# WHAT TO PRODUCE
Locate the word "icon" in the data below, then copy every line that holds it.

# DATA FOR PROCESSING

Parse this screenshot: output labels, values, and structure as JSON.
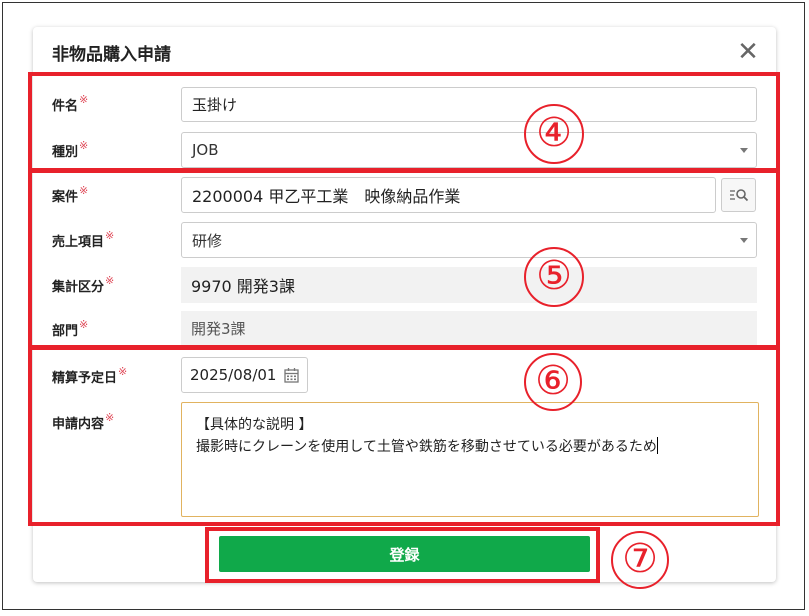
{
  "dialog": {
    "title": "非物品購入申請",
    "close_glyph": "✕"
  },
  "form": {
    "required_mark": "※",
    "subject": {
      "label": "件名",
      "value": "玉掛け"
    },
    "type": {
      "label": "種別",
      "value": "JOB"
    },
    "project": {
      "label": "案件",
      "value": "2200004 甲乙平工業　映像納品作業",
      "lookup_icon": "list-search-icon"
    },
    "sales_item": {
      "label": "売上項目",
      "value": "研修"
    },
    "aggregation": {
      "label": "集計区分",
      "value": "9970 開発3課"
    },
    "department": {
      "label": "部門",
      "value": "開発3課"
    },
    "settlement_date": {
      "label": "精算予定日",
      "value": "2025/08/01",
      "icon": "calendar-icon"
    },
    "content": {
      "label": "申請内容",
      "line1": "【具体的な説明 】",
      "line2": "撮影時にクレーンを使用して土管や鉄筋を移動させている必要があるため"
    }
  },
  "submit": {
    "label": "登録"
  },
  "annotations": {
    "step4": "④",
    "step5": "⑤",
    "step6": "⑥",
    "step7": "⑦"
  },
  "colors": {
    "highlight": "#e8212b",
    "submit": "#10a94a",
    "required": "#e04b5a"
  }
}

# OUTPUT OF THE TASK
      "lookup_icon": "list-search-icon"
      "icon": "calendar-icon"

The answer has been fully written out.